-- begin --

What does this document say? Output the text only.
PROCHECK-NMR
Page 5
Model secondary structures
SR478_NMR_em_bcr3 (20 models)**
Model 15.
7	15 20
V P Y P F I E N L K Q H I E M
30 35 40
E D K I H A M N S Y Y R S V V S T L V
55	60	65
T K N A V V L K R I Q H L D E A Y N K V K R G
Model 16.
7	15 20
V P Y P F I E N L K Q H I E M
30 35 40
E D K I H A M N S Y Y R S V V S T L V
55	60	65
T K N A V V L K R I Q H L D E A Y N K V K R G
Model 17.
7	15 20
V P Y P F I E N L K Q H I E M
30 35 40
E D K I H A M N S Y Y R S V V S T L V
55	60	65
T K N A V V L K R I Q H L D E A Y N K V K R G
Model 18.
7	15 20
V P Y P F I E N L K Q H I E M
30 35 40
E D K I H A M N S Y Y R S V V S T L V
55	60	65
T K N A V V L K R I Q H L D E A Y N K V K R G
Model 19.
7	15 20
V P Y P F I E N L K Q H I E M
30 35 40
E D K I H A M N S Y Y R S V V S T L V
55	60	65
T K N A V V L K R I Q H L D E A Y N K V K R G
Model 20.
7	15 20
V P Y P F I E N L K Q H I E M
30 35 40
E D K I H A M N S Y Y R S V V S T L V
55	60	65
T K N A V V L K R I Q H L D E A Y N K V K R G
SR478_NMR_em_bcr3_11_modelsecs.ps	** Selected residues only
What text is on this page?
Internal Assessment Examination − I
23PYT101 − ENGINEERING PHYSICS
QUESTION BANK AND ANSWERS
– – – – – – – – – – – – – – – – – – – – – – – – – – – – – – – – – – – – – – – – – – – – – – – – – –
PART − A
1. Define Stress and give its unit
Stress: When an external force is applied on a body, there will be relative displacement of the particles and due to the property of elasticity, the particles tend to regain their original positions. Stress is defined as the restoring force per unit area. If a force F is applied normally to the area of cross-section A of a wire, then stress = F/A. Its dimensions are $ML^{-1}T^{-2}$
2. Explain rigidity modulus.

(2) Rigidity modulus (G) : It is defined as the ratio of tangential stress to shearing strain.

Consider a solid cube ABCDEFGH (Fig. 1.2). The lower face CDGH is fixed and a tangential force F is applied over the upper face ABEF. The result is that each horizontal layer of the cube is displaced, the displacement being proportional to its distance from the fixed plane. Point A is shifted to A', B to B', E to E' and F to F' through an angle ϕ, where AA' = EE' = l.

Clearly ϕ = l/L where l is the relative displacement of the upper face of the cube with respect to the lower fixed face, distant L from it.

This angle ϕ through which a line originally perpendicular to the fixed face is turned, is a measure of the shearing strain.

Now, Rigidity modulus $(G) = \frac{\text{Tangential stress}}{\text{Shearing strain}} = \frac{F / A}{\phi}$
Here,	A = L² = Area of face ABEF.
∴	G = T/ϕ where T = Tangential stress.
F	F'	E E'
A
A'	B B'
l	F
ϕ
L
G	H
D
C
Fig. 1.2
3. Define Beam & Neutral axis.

-- end --

# STATED GOAL
Write out the whole listing exactly.

# EXERCISE RESPONSE
What does this document say? Output the text only.
PROCHECK-NMR
Page 5
Model secondary structures
SR478_NMR_em_bcr3 (20 models)**
Model 15.
7	15 20
V P Y P F I E N L K Q H I E M
30 35 40
E D K I H A M N S Y Y R S V V S T L V
55	60	65
T K N A V V L K R I Q H L D E A Y N K V K R G
Model 16.
7	15 20
V P Y P F I E N L K Q H I E M
30 35 40
E D K I H A M N S Y Y R S V V S T L V
55	60	65
T K N A V V L K R I Q H L D E A Y N K V K R G
Model 17.
7	15 20
V P Y P F I E N L K Q H I E M
30 35 40
E D K I H A M N S Y Y R S V V S T L V
55	60	65
T K N A V V L K R I Q H L D E A Y N K V K R G
Model 18.
7	15 20
V P Y P F I E N L K Q H I E M
30 35 40
E D K I H A M N S Y Y R S V V S T L V
55	60	65
T K N A V V L K R I Q H L D E A Y N K V K R G
Model 19.
7	15 20
V P Y P F I E N L K Q H I E M
30 35 40
E D K I H A M N S Y Y R S V V S T L V
55	60	65
T K N A V V L K R I Q H L D E A Y N K V K R G
Model 20.
7	15 20
V P Y P F I E N L K Q H I E M
30 35 40
E D K I H A M N S Y Y R S V V S T L V
55	60	65
T K N A V V L K R I Q H L D E A Y N K V K R G
SR478_NMR_em_bcr3_11_modelsecs.ps	** Selected residues only
What text is on this page?
Internal Assessment Examination − I
23PYT101 − ENGINEERING PHYSICS
QUESTION BANK AND ANSWERS
– – – – – – – – – – – – – – – – – – – – – – – – – – – – – – – – – – – – – – – – – – – – – – – – – –
PART − A
1. Define Stress and give its unit
Stress: When an external force is applied on a body, there will be relative displacement of the particles and due to the property of elasticity, the particles tend to regain their original positions. Stress is defined as the restoring force per unit area. If a force F is applied normally to the area of cross-section A of a wire, then stress = F/A. Its dimensions are $ML^{-1}T^{-2}$
2. Explain rigidity modulus.

(2) Rigidity modulus (G) : It is defined as the ratio of tangential stress to shearing strain.

Consider a solid cube ABCDEFGH (Fig. 1.2). The lower face CDGH is fixed and a tangential force F is applied over the upper face ABEF. The result is that each horizontal layer of the cube is displaced, the displacement being proportional to its distance from the fixed plane. Point A is shifted to A', B to B', E to E' and F to F' through an angle ϕ, where AA' = EE' = l.

Clearly ϕ = l/L where l is the relative displacement of the upper face of the cube with respect to the lower fixed face, distant L from it.

This angle ϕ through which a line originally perpendicular to the fixed face is turned, is a measure of the shearing strain.

Now, Rigidity modulus $(G) = \frac{\text{Tangential stress}}{\text{Shearing strain}} = \frac{F / A}{\phi}$
Here,	A = L² = Area of face ABEF.
∴	G = T/ϕ where T = Tangential stress.
F	F'	E E'
A
A'	B B'
l	F
ϕ
L
G	H
D
C
Fig. 1.2
3. Define Beam & Neutral axis.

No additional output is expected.